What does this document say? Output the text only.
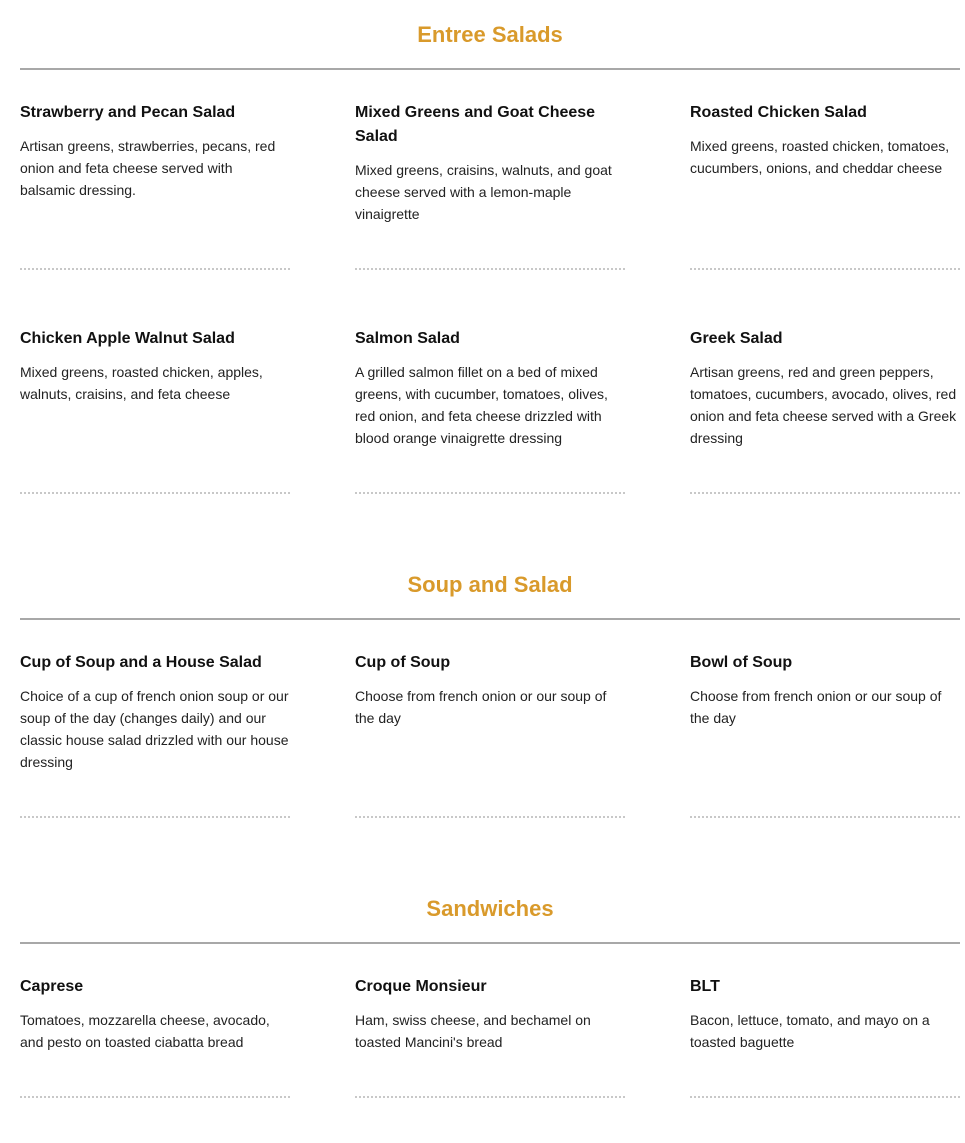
Entree Salads
Strawberry and Pecan Salad

Artisan greens, strawberries, pecans, red onion and feta cheese served with balsamic dressing.

Mixed Greens and Goat Cheese Salad

Mixed greens, craisins, walnuts, and goat cheese served with a lemon-maple vinaigrette

Roasted Chicken Salad

Mixed greens, roasted chicken, tomatoes, cucumbers, onions, and cheddar cheese

Chicken Apple Walnut Salad

Mixed greens, roasted chicken, apples, walnuts, craisins, and feta cheese

Salmon Salad

A grilled salmon fillet on a bed of mixed greens, with cucumber, tomatoes, olives, red onion, and feta cheese drizzled with blood orange vinaigrette dressing

Greek Salad

Artisan greens, red and green peppers, tomatoes, cucumbers, avocado, olives, red onion and feta cheese served with a Greek dressing

Soup and Salad
Cup of Soup and a House Salad

Choice of a cup of french onion soup or our soup of the day (changes daily) and our classic house salad drizzled with our house dressing

Cup of Soup

Choose from french onion or our soup of the day

Bowl of Soup

Choose from french onion or our soup of the day

Sandwiches
Caprese

Tomatoes, mozzarella cheese, avocado, and pesto on toasted ciabatta bread

Croque Monsieur

Ham, swiss cheese, and bechamel on toasted Mancini's bread

BLT

Bacon, lettuce, tomato, and mayo on a toasted baguette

■ GOAL OF THE EXERCISE ■
Find every line that has "craisins" in it, then return those lines.

■ RESPONSE TO THIS TASK ■
Mixed greens, craisins, walnuts, and goat cheese served with a lemon-maple vinaigrette
Mixed greens, roasted chicken, apples, walnuts, craisins, and feta cheese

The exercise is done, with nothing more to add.